* AIM *
Transcribe all of the records precisely as they are presented.
::::
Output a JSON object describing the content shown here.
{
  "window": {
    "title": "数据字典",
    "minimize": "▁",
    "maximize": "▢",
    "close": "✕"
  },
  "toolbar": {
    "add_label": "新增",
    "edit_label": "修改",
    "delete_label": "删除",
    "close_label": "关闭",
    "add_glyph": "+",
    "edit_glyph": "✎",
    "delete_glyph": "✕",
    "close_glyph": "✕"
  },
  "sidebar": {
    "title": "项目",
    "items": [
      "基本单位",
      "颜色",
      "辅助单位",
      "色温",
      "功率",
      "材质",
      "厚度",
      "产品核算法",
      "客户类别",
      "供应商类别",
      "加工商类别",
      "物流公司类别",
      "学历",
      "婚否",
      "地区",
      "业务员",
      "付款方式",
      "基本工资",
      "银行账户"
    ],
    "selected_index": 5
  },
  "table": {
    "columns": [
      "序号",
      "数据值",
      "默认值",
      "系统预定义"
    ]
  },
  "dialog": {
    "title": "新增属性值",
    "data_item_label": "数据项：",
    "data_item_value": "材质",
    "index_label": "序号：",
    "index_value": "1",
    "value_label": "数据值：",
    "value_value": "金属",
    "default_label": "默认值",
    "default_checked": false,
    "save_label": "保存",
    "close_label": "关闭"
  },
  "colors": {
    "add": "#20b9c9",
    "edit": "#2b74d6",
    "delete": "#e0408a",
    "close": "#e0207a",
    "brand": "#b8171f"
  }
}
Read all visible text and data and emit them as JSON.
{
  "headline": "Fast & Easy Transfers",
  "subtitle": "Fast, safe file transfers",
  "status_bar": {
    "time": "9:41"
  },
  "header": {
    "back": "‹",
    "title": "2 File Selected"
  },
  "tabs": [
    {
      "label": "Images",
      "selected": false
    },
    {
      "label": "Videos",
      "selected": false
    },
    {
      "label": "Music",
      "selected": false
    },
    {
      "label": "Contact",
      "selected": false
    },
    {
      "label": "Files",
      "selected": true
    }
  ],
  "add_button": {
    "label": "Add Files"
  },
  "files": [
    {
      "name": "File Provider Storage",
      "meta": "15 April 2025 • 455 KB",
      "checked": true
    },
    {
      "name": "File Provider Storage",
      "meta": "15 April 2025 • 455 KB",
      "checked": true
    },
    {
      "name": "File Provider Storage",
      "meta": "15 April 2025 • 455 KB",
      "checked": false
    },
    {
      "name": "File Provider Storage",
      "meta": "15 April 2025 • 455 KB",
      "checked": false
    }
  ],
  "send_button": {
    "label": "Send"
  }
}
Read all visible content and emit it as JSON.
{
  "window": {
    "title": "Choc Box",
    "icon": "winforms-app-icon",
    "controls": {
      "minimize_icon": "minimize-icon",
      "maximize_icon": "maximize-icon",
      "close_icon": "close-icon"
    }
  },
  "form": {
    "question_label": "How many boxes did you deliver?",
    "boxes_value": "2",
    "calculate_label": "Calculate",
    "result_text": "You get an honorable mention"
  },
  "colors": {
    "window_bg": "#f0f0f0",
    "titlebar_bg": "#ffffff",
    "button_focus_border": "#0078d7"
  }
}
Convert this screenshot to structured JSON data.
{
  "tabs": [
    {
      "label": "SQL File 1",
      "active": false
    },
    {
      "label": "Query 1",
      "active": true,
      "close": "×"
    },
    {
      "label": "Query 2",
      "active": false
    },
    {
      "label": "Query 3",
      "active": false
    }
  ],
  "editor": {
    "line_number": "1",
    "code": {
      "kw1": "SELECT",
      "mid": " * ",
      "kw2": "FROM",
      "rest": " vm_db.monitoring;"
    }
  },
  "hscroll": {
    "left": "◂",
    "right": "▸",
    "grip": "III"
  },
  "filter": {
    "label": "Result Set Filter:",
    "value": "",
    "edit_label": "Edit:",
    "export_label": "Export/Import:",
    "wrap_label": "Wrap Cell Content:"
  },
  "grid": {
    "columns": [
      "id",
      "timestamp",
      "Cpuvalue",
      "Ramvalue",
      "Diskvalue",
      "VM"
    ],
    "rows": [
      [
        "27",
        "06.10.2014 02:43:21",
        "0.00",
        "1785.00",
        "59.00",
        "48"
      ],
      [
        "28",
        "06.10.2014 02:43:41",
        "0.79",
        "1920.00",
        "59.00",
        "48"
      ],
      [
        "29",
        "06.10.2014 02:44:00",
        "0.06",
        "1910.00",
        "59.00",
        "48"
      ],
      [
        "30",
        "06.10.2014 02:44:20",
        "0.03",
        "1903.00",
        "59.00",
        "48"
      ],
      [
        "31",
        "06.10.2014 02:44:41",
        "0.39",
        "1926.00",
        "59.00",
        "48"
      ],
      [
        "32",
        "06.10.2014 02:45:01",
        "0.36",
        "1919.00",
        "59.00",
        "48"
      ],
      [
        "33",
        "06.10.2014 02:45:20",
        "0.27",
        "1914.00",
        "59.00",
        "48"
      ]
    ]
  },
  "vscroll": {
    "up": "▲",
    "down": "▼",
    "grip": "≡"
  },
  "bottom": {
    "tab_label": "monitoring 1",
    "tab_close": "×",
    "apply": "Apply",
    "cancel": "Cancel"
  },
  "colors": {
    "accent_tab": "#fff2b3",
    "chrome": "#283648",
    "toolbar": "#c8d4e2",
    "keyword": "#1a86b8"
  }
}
::::
* EXPECTED OUTPUT *
Output a JSON object describing the content shown here.
{
  "window": {
    "title": "数据字典",
    "minimize": "▁",
    "maximize": "▢",
    "close": "✕"
  },
  "toolbar": {
    "add_label": "新增",
    "edit_label": "修改",
    "delete_label": "删除",
    "close_label": "关闭",
    "add_glyph": "+",
    "edit_glyph": "✎",
    "delete_glyph": "✕",
    "close_glyph": "✕"
  },
  "sidebar": {
    "title": "项目",
    "items": [
      "基本单位",
      "颜色",
      "辅助单位",
      "色温",
      "功率",
      "材质",
      "厚度",
      "产品核算法",
      "客户类别",
      "供应商类别",
      "加工商类别",
      "物流公司类别",
      "学历",
      "婚否",
      "地区",
      "业务员",
      "付款方式",
      "基本工资",
      "银行账户"
    ],
    "selected_index": 5
  },
  "table": {
    "columns": [
      "序号",
      "数据值",
      "默认值",
      "系统预定义"
    ]
  },
  "dialog": {
    "title": "新增属性值",
    "data_item_label": "数据项：",
    "data_item_value": "材质",
    "index_label": "序号：",
    "index_value": "1",
    "value_label": "数据值：",
    "value_value": "金属",
    "default_label": "默认值",
    "default_checked": false,
    "save_label": "保存",
    "close_label": "关闭"
  },
  "colors": {
    "add": "#20b9c9",
    "edit": "#2b74d6",
    "delete": "#e0408a",
    "close": "#e0207a",
    "brand": "#b8171f"
  }
}
Read all visible text and data and emit them as JSON.
{
  "headline": "Fast & Easy Transfers",
  "subtitle": "Fast, safe file transfers",
  "status_bar": {
    "time": "9:41"
  },
  "header": {
    "back": "‹",
    "title": "2 File Selected"
  },
  "tabs": [
    {
      "label": "Images",
      "selected": false
    },
    {
      "label": "Videos",
      "selected": false
    },
    {
      "label": "Music",
      "selected": false
    },
    {
      "label": "Contact",
      "selected": false
    },
    {
      "label": "Files",
      "selected": true
    }
  ],
  "add_button": {
    "label": "Add Files"
  },
  "files": [
    {
      "name": "File Provider Storage",
      "meta": "15 April 2025 • 455 KB",
      "checked": true
    },
    {
      "name": "File Provider Storage",
      "meta": "15 April 2025 • 455 KB",
      "checked": true
    },
    {
      "name": "File Provider Storage",
      "meta": "15 April 2025 • 455 KB",
      "checked": false
    },
    {
      "name": "File Provider Storage",
      "meta": "15 April 2025 • 455 KB",
      "checked": false
    }
  ],
  "send_button": {
    "label": "Send"
  }
}
Read all visible content and emit it as JSON.
{
  "window": {
    "title": "Choc Box",
    "icon": "winforms-app-icon",
    "controls": {
      "minimize_icon": "minimize-icon",
      "maximize_icon": "maximize-icon",
      "close_icon": "close-icon"
    }
  },
  "form": {
    "question_label": "How many boxes did you deliver?",
    "boxes_value": "2",
    "calculate_label": "Calculate",
    "result_text": "You get an honorable mention"
  },
  "colors": {
    "window_bg": "#f0f0f0",
    "titlebar_bg": "#ffffff",
    "button_focus_border": "#0078d7"
  }
}
Convert this screenshot to structured JSON data.
{
  "tabs": [
    {
      "label": "SQL File 1",
      "active": false
    },
    {
      "label": "Query 1",
      "active": true,
      "close": "×"
    },
    {
      "label": "Query 2",
      "active": false
    },
    {
      "label": "Query 3",
      "active": false
    }
  ],
  "editor": {
    "line_number": "1",
    "code": {
      "kw1": "SELECT",
      "mid": " * ",
      "kw2": "FROM",
      "rest": " vm_db.monitoring;"
    }
  },
  "hscroll": {
    "left": "◂",
    "right": "▸",
    "grip": "III"
  },
  "filter": {
    "label": "Result Set Filter:",
    "value": "",
    "edit_label": "Edit:",
    "export_label": "Export/Import:",
    "wrap_label": "Wrap Cell Content:"
  },
  "grid": {
    "columns": [
      "id",
      "timestamp",
      "Cpuvalue",
      "Ramvalue",
      "Diskvalue",
      "VM"
    ],
    "rows": [
      [
        "27",
        "06.10.2014 02:43:21",
        "0.00",
        "1785.00",
        "59.00",
        "48"
      ],
      [
        "28",
        "06.10.2014 02:43:41",
        "0.79",
        "1920.00",
        "59.00",
        "48"
      ],
      [
        "29",
        "06.10.2014 02:44:00",
        "0.06",
        "1910.00",
        "59.00",
        "48"
      ],
      [
        "30",
        "06.10.2014 02:44:20",
        "0.03",
        "1903.00",
        "59.00",
        "48"
      ],
      [
        "31",
        "06.10.2014 02:44:41",
        "0.39",
        "1926.00",
        "59.00",
        "48"
      ],
      [
        "32",
        "06.10.2014 02:45:01",
        "0.36",
        "1919.00",
        "59.00",
        "48"
      ],
      [
        "33",
        "06.10.2014 02:45:20",
        "0.27",
        "1914.00",
        "59.00",
        "48"
      ]
    ]
  },
  "vscroll": {
    "up": "▲",
    "down": "▼",
    "grip": "≡"
  },
  "bottom": {
    "tab_label": "monitoring 1",
    "tab_close": "×",
    "apply": "Apply",
    "cancel": "Cancel"
  },
  "colors": {
    "accent_tab": "#fff2b3",
    "chrome": "#283648",
    "toolbar": "#c8d4e2",
    "keyword": "#1a86b8"
  }
}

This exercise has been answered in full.